Record list:
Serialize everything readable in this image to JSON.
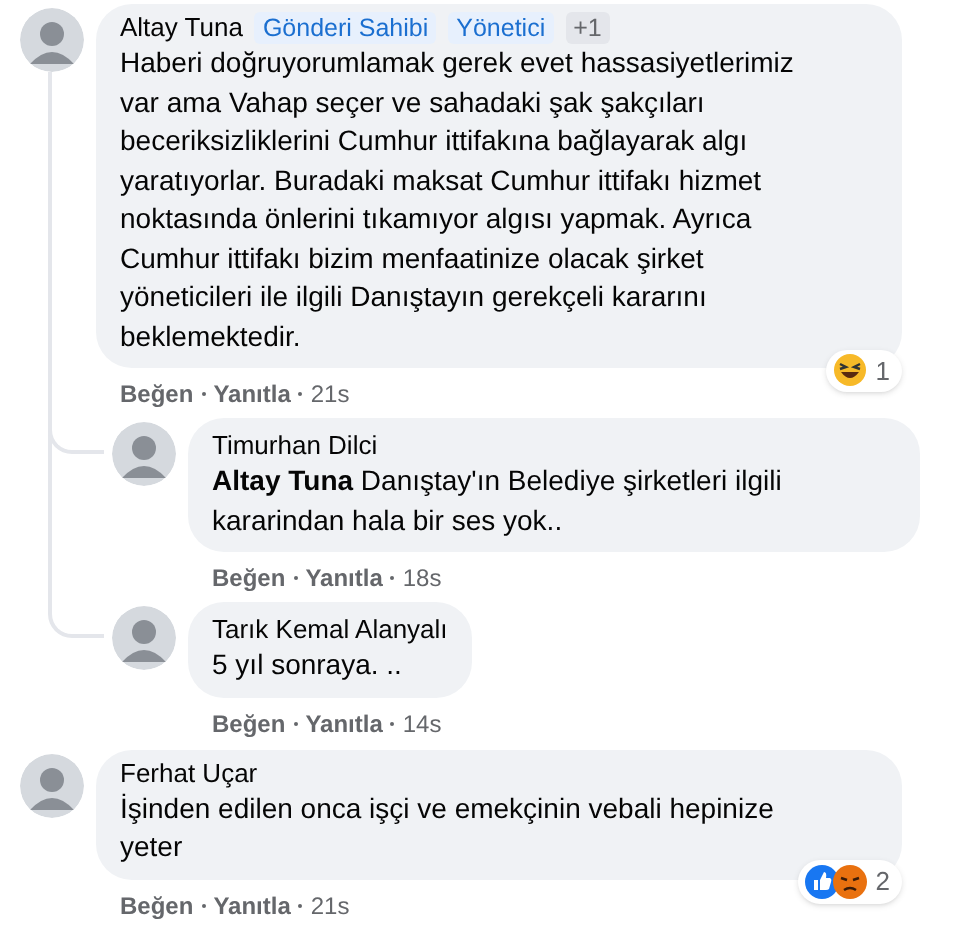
{
  "comments": [
    {
      "author": "Altay Tuna",
      "badges": [
        "Gönderi Sahibi",
        "Yönetici",
        "+1"
      ],
      "text": "Haberi doğruyorumlamak gerek evet hassasiyetlerimiz var ama Vahap seçer ve sahadaki şak şakçıları beceriksizliklerini Cumhur ittifakına bağlayarak algı yaratıyorlar. Buradaki maksat Cumhur ittifakı hizmet noktasında önlerini tıkamıyor algısı yapmak. Ayrıca Cumhur ittifakı bizim menfaatinize olacak şirket yöneticileri ile ilgili Danıştayın gerekçeli kararını beklemektedir.",
      "reactions": [
        {
          "kind": "haha"
        }
      ],
      "reaction_count": "1",
      "actions": [
        "Beğen",
        "Yanıtla",
        "21s"
      ],
      "replies": [
        {
          "author": "Timurhan Dilci",
          "mention": "Altay Tuna",
          "text": "Danıştay'ın Belediye şirketleri ilgili kararindan hala bir ses yok..",
          "actions": [
            "Beğen",
            "Yanıtla",
            "18s"
          ]
        },
        {
          "author": "Tarık Kemal Alanyalı",
          "text": "5 yıl sonraya. ..",
          "actions": [
            "Beğen",
            "Yanıtla",
            "14s"
          ]
        }
      ]
    },
    {
      "author": "Ferhat Uçar",
      "text": "İşinden edilen onca işçi ve emekçinin vebali hepinize yeter",
      "reactions": [
        {
          "kind": "like"
        },
        {
          "kind": "angry"
        }
      ],
      "reaction_count": "2",
      "actions": [
        "Beğen",
        "Yanıtla",
        "21s"
      ]
    }
  ]
}
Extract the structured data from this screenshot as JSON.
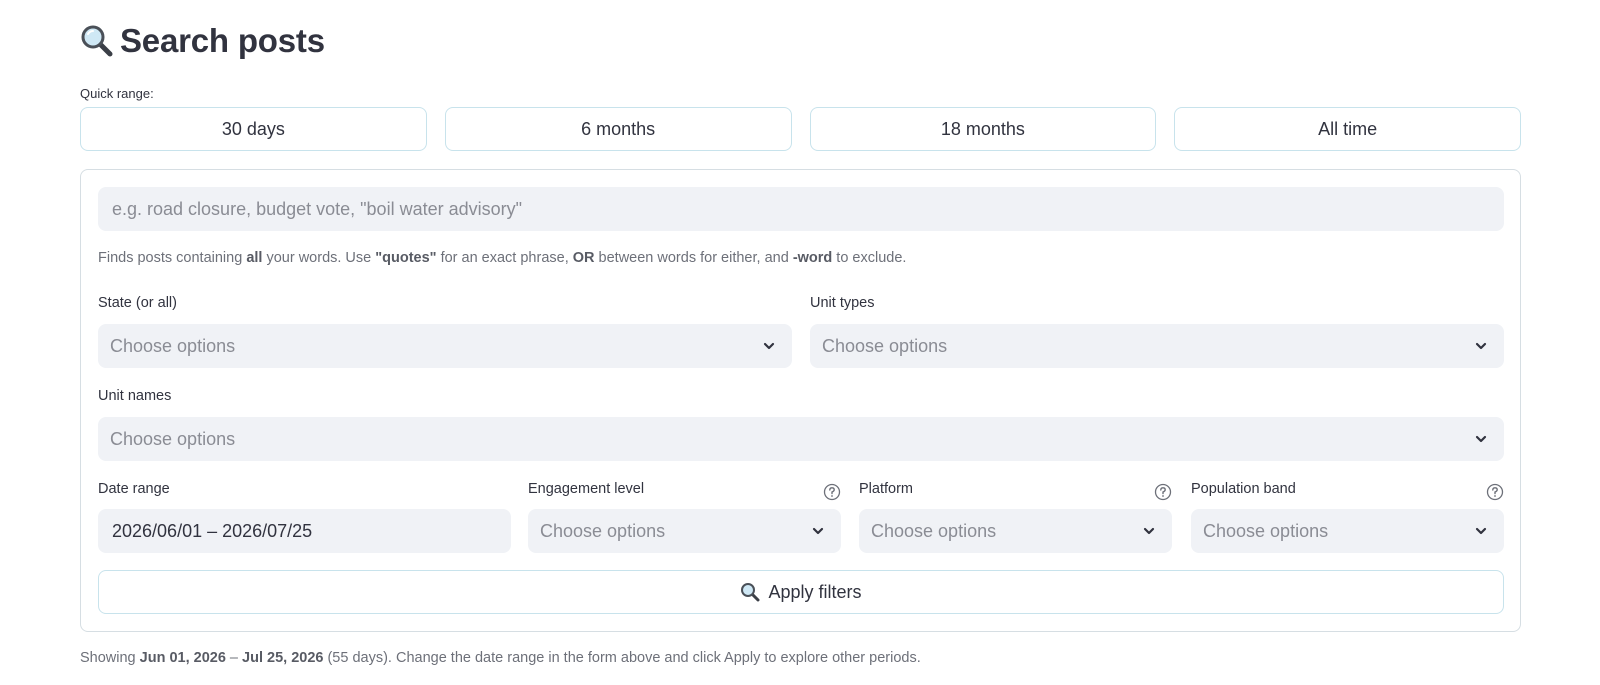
{
  "header": {
    "icon": "magnifier-icon",
    "title": "Search posts"
  },
  "quick_range": {
    "label": "Quick range:",
    "options": [
      "30 days",
      "6 months",
      "18 months",
      "All time"
    ]
  },
  "search": {
    "placeholder": "e.g. road closure, budget vote, \"boil water advisory\"",
    "value": ""
  },
  "help": {
    "p1": "Finds posts containing ",
    "b1": "all",
    "p2": " your words. Use ",
    "b2": "\"quotes\"",
    "p3": " for an exact phrase, ",
    "b3": "OR",
    "p4": " between words for either, and ",
    "b4": "-word",
    "p5": " to exclude."
  },
  "fields": {
    "state": {
      "label": "State (or all)",
      "placeholder": "Choose options"
    },
    "unit_types": {
      "label": "Unit types",
      "placeholder": "Choose options"
    },
    "unit_names": {
      "label": "Unit names",
      "placeholder": "Choose options"
    },
    "date_range": {
      "label": "Date range",
      "value": "2026/06/01 – 2026/07/25"
    },
    "engagement": {
      "label": "Engagement level",
      "placeholder": "Choose options"
    },
    "platform": {
      "label": "Platform",
      "placeholder": "Choose options"
    },
    "population": {
      "label": "Population band",
      "placeholder": "Choose options"
    }
  },
  "apply": {
    "label": "Apply filters",
    "icon": "magnifier-icon"
  },
  "footer": {
    "p1": "Showing ",
    "b1": "Jun 01, 2026",
    "p2": " – ",
    "b2": "Jul 25, 2026",
    "p3": " (55 days). Change the date range in the form above and click Apply to explore other periods."
  },
  "colors": {
    "accent_border": "#c8e3ec",
    "input_bg": "#f0f2f6",
    "text": "#31333f",
    "muted": "#6d7079"
  }
}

Goal of the exercise: Using the material above, work out how many lines contain the string "days". Give that number alone.

Solution for this problem: 2